# MATERIAL PROVIDED
##########
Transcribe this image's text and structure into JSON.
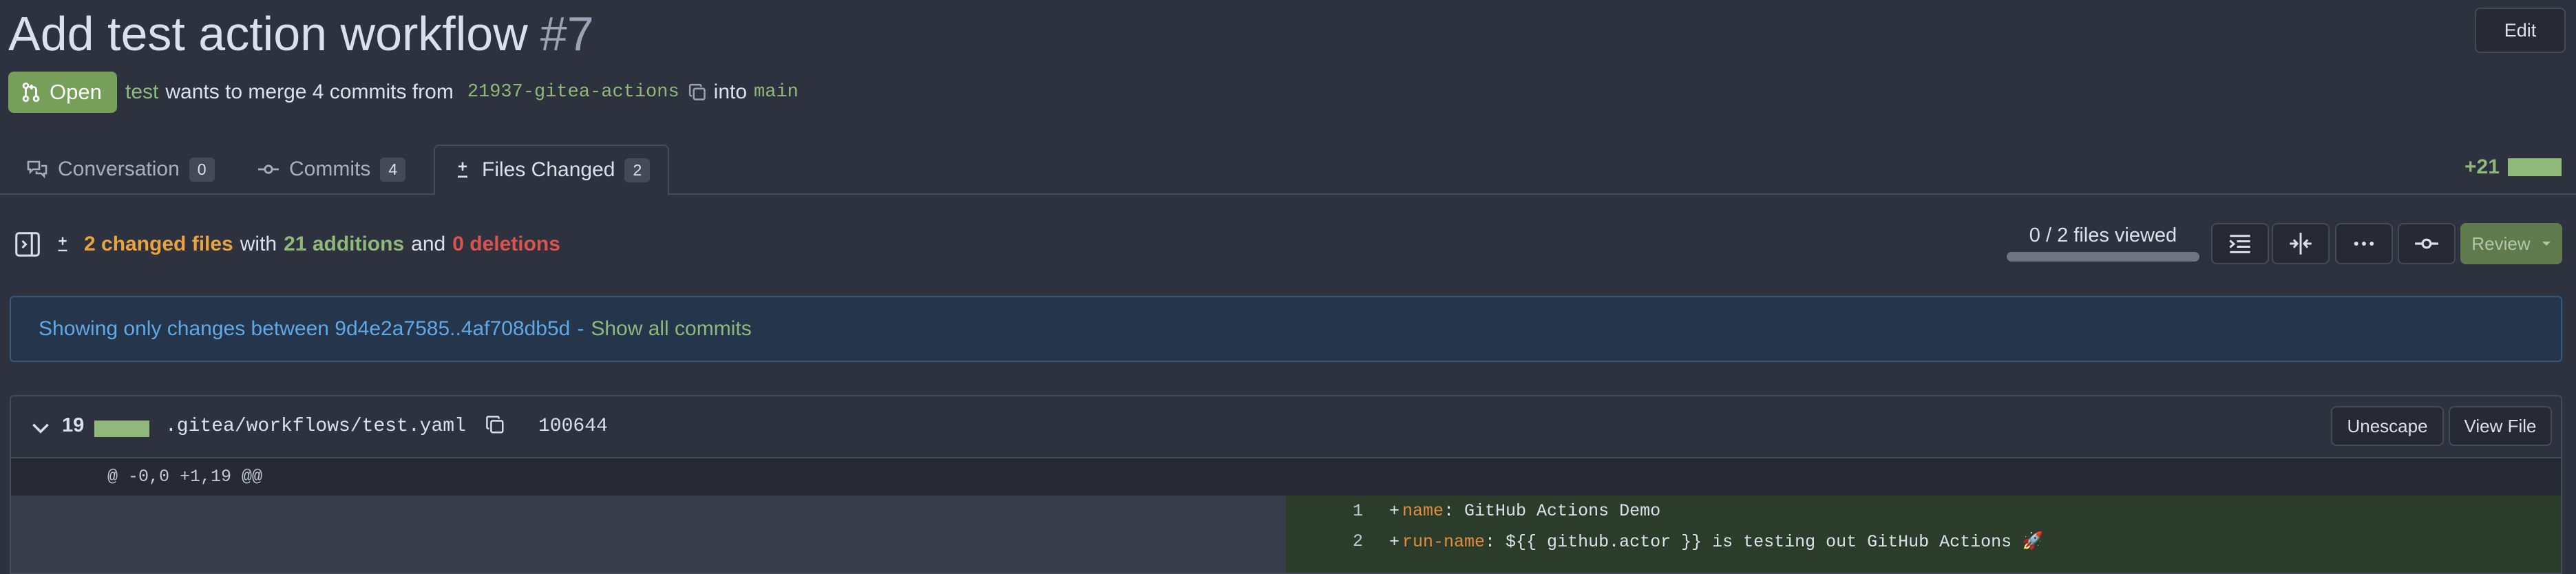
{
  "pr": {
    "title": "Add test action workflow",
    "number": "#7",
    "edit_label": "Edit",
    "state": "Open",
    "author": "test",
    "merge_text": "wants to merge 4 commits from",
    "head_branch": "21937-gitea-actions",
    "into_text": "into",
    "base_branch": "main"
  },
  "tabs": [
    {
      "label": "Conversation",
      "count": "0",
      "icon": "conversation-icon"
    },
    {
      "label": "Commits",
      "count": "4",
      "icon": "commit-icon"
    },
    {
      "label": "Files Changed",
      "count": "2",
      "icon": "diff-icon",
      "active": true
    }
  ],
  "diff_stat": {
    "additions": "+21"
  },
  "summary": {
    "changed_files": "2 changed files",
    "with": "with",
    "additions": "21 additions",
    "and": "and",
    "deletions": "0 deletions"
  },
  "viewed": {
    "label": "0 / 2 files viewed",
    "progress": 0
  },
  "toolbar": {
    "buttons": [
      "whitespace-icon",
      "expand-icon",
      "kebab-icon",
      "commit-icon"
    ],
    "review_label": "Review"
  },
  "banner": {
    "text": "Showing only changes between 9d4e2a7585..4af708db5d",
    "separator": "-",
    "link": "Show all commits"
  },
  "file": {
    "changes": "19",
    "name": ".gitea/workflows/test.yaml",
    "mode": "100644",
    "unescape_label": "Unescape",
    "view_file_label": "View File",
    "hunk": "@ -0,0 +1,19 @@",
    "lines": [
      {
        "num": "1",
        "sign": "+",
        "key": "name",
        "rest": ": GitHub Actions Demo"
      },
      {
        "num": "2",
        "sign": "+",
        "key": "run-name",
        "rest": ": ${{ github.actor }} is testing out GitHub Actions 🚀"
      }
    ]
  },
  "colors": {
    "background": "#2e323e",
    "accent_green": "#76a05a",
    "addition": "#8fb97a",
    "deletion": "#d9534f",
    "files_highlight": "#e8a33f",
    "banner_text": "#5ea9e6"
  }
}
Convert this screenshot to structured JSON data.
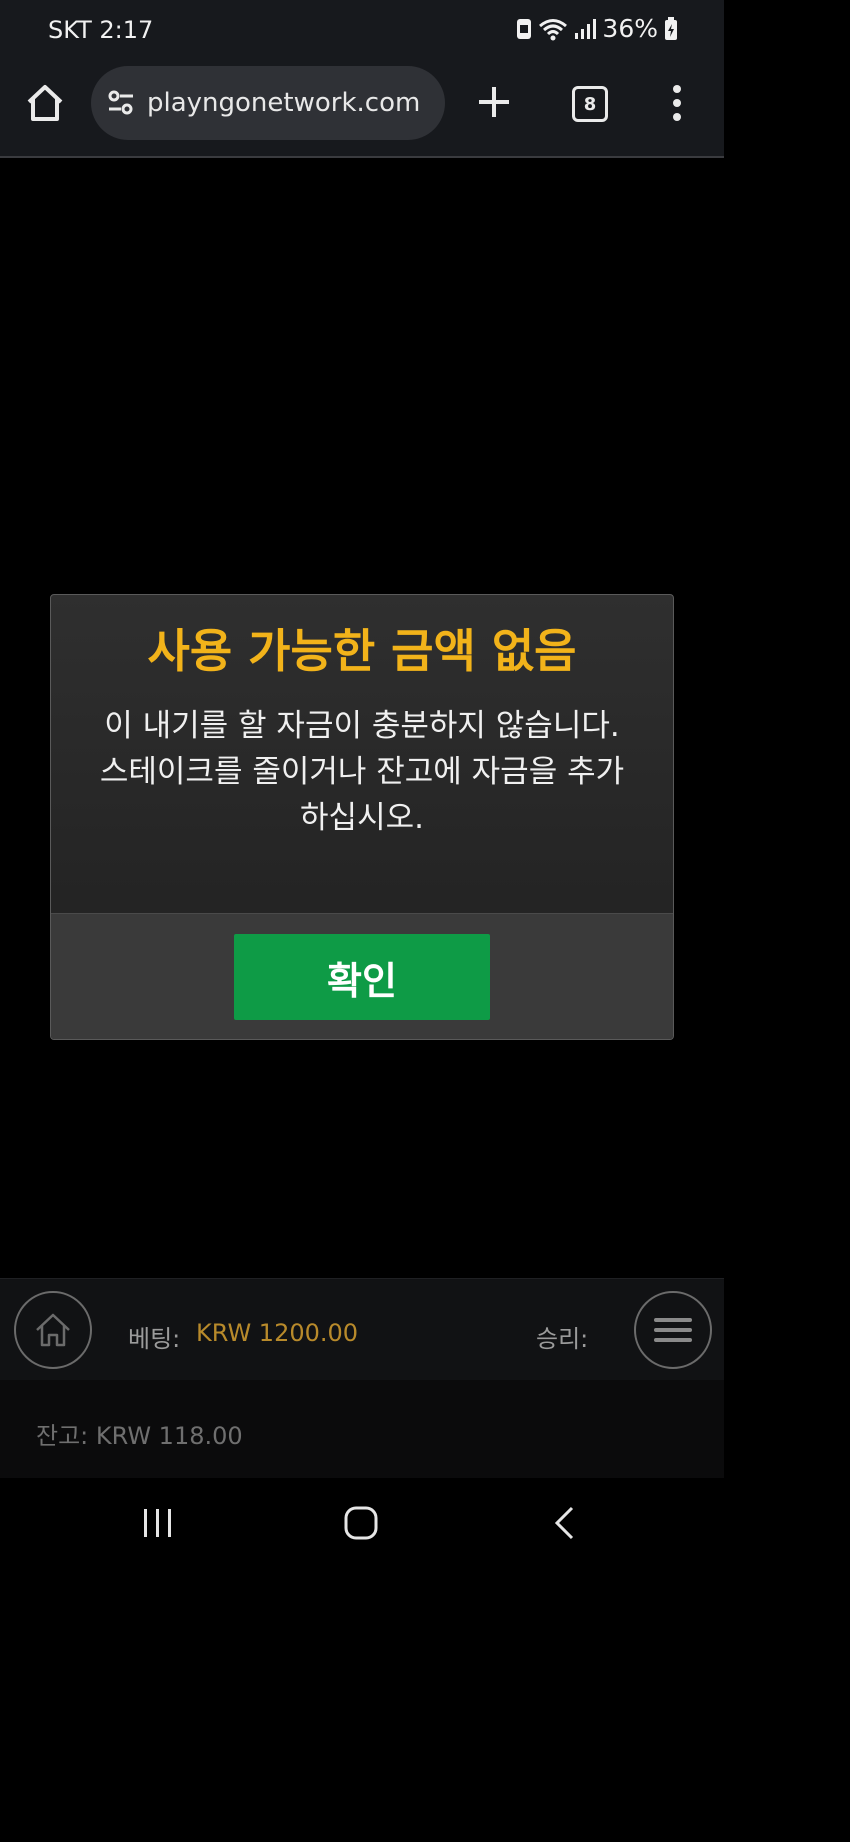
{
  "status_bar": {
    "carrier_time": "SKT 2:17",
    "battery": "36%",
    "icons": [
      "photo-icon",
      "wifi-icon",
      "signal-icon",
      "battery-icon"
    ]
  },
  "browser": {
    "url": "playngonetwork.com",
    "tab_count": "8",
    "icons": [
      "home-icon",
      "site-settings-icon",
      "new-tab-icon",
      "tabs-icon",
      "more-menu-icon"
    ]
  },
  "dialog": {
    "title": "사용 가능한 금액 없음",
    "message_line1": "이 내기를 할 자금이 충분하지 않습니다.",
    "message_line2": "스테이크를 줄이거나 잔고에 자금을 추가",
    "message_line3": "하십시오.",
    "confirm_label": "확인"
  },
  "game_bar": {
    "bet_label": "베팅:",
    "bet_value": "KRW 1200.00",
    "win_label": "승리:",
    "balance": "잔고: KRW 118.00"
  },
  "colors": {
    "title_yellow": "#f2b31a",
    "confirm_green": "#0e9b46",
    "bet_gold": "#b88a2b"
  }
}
##########
# TASK DIRECTIONS
Omit every picture, and otherwise quote the entries exactly.

# RESULT FOR THIS TASK
Transcribe this image's text and structure into JSON.
{
  "pr": {
    "title": "Add test action workflow",
    "number": "#7",
    "edit_label": "Edit",
    "state": "Open",
    "author": "test",
    "merge_text": "wants to merge 4 commits from",
    "head_branch": "21937-gitea-actions",
    "into_text": "into",
    "base_branch": "main"
  },
  "tabs": [
    {
      "label": "Conversation",
      "count": "0",
      "icon": "conversation-icon"
    },
    {
      "label": "Commits",
      "count": "4",
      "icon": "commit-icon"
    },
    {
      "label": "Files Changed",
      "count": "2",
      "icon": "diff-icon",
      "active": true
    }
  ],
  "diff_stat": {
    "additions": "+21"
  },
  "summary": {
    "changed_files": "2 changed files",
    "with": "with",
    "additions": "21 additions",
    "and": "and",
    "deletions": "0 deletions"
  },
  "viewed": {
    "label": "0 / 2 files viewed",
    "progress": 0
  },
  "toolbar": {
    "buttons": [
      "whitespace-icon",
      "expand-icon",
      "kebab-icon",
      "commit-icon"
    ],
    "review_label": "Review"
  },
  "banner": {
    "text": "Showing only changes between 9d4e2a7585..4af708db5d",
    "separator": "-",
    "link": "Show all commits"
  },
  "file": {
    "changes": "19",
    "name": ".gitea/workflows/test.yaml",
    "mode": "100644",
    "unescape_label": "Unescape",
    "view_file_label": "View File",
    "hunk": "@ -0,0 +1,19 @@",
    "lines": [
      {
        "num": "1",
        "sign": "+",
        "key": "name",
        "rest": ": GitHub Actions Demo"
      },
      {
        "num": "2",
        "sign": "+",
        "key": "run-name",
        "rest": ": ${{ github.actor }} is testing out GitHub Actions 🚀"
      }
    ]
  },
  "colors": {
    "background": "#2e323e",
    "accent_green": "#76a05a",
    "addition": "#8fb97a",
    "deletion": "#d9534f",
    "files_highlight": "#e8a33f",
    "banner_text": "#5ea9e6"
  }
}
Convert this screenshot to structured JSON data.
{
  "status_bar": {
    "carrier_time": "SKT 2:17",
    "battery": "36%",
    "icons": [
      "photo-icon",
      "wifi-icon",
      "signal-icon",
      "battery-icon"
    ]
  },
  "browser": {
    "url": "playngonetwork.com",
    "tab_count": "8",
    "icons": [
      "home-icon",
      "site-settings-icon",
      "new-tab-icon",
      "tabs-icon",
      "more-menu-icon"
    ]
  },
  "dialog": {
    "title": "사용 가능한 금액 없음",
    "message_line1": "이 내기를 할 자금이 충분하지 않습니다.",
    "message_line2": "스테이크를 줄이거나 잔고에 자금을 추가",
    "message_line3": "하십시오.",
    "confirm_label": "확인"
  },
  "game_bar": {
    "bet_label": "베팅:",
    "bet_value": "KRW 1200.00",
    "win_label": "승리:",
    "balance": "잔고: KRW 118.00"
  },
  "colors": {
    "title_yellow": "#f2b31a",
    "confirm_green": "#0e9b46",
    "bet_gold": "#b88a2b"
  }
}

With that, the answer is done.